▶ Your objective
Exactly as given, repeat all of the entries.

▶ Supplied material
☆ ☆ ☆ ☆ ☆
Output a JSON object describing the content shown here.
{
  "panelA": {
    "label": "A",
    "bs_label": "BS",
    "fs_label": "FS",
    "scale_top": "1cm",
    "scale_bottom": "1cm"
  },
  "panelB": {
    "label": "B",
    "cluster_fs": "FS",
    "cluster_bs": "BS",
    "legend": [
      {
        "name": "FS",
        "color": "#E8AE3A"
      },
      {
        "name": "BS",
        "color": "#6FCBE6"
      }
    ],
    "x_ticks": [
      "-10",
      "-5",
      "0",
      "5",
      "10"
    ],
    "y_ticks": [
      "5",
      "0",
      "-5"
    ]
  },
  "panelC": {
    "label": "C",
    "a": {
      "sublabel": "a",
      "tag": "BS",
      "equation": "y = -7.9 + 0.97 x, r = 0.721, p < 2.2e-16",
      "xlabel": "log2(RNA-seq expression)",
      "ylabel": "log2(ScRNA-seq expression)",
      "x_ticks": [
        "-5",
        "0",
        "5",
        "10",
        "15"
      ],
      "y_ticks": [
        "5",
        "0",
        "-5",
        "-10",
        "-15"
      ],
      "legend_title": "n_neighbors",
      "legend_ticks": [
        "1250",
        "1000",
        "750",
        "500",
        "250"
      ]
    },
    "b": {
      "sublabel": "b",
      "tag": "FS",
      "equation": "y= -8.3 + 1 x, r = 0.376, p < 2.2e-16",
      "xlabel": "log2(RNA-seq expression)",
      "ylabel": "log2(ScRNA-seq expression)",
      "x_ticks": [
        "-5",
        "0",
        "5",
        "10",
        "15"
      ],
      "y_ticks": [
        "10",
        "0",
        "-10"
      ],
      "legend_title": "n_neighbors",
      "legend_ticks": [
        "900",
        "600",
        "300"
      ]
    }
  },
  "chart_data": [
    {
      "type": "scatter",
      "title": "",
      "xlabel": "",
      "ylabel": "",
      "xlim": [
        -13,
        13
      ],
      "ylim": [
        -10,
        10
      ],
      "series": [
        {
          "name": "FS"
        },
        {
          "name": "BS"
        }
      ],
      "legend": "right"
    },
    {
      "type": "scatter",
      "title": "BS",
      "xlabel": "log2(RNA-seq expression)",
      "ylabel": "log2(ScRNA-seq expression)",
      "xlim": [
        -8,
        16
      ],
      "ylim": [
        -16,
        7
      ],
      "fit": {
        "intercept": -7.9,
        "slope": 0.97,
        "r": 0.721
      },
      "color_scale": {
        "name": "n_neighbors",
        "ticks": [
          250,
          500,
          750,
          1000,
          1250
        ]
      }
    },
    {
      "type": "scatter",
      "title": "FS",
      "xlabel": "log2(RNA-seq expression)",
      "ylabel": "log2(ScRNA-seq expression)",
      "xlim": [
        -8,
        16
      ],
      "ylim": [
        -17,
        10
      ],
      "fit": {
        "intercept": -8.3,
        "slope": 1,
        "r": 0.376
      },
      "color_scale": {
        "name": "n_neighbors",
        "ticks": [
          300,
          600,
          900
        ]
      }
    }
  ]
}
☆ ☆ ☆ ☆ ☆
▶ Exercise solution
Output a JSON object describing the content shown here.
{
  "panelA": {
    "label": "A",
    "bs_label": "BS",
    "fs_label": "FS",
    "scale_top": "1cm",
    "scale_bottom": "1cm"
  },
  "panelB": {
    "label": "B",
    "cluster_fs": "FS",
    "cluster_bs": "BS",
    "legend": [
      {
        "name": "FS",
        "color": "#E8AE3A"
      },
      {
        "name": "BS",
        "color": "#6FCBE6"
      }
    ],
    "x_ticks": [
      "-10",
      "-5",
      "0",
      "5",
      "10"
    ],
    "y_ticks": [
      "5",
      "0",
      "-5"
    ]
  },
  "panelC": {
    "label": "C",
    "a": {
      "sublabel": "a",
      "tag": "BS",
      "equation": "y = -7.9 + 0.97 x, r = 0.721, p < 2.2e-16",
      "xlabel": "log2(RNA-seq expression)",
      "ylabel": "log2(ScRNA-seq expression)",
      "x_ticks": [
        "-5",
        "0",
        "5",
        "10",
        "15"
      ],
      "y_ticks": [
        "5",
        "0",
        "-5",
        "-10",
        "-15"
      ],
      "legend_title": "n_neighbors",
      "legend_ticks": [
        "1250",
        "1000",
        "750",
        "500",
        "250"
      ]
    },
    "b": {
      "sublabel": "b",
      "tag": "FS",
      "equation": "y= -8.3 + 1 x, r = 0.376, p < 2.2e-16",
      "xlabel": "log2(RNA-seq expression)",
      "ylabel": "log2(ScRNA-seq expression)",
      "x_ticks": [
        "-5",
        "0",
        "5",
        "10",
        "15"
      ],
      "y_ticks": [
        "10",
        "0",
        "-10"
      ],
      "legend_title": "n_neighbors",
      "legend_ticks": [
        "900",
        "600",
        "300"
      ]
    }
  },
  "chart_data": [
    {
      "type": "scatter",
      "title": "",
      "xlabel": "",
      "ylabel": "",
      "xlim": [
        -13,
        13
      ],
      "ylim": [
        -10,
        10
      ],
      "series": [
        {
          "name": "FS"
        },
        {
          "name": "BS"
        }
      ],
      "legend": "right"
    },
    {
      "type": "scatter",
      "title": "BS",
      "xlabel": "log2(RNA-seq expression)",
      "ylabel": "log2(ScRNA-seq expression)",
      "xlim": [
        -8,
        16
      ],
      "ylim": [
        -16,
        7
      ],
      "fit": {
        "intercept": -7.9,
        "slope": 0.97,
        "r": 0.721
      },
      "color_scale": {
        "name": "n_neighbors",
        "ticks": [
          250,
          500,
          750,
          1000,
          1250
        ]
      }
    },
    {
      "type": "scatter",
      "title": "FS",
      "xlabel": "log2(RNA-seq expression)",
      "ylabel": "log2(ScRNA-seq expression)",
      "xlim": [
        -8,
        16
      ],
      "ylim": [
        -17,
        10
      ],
      "fit": {
        "intercept": -8.3,
        "slope": 1,
        "r": 0.376
      },
      "color_scale": {
        "name": "n_neighbors",
        "ticks": [
          300,
          600,
          900
        ]
      }
    }
  ]
}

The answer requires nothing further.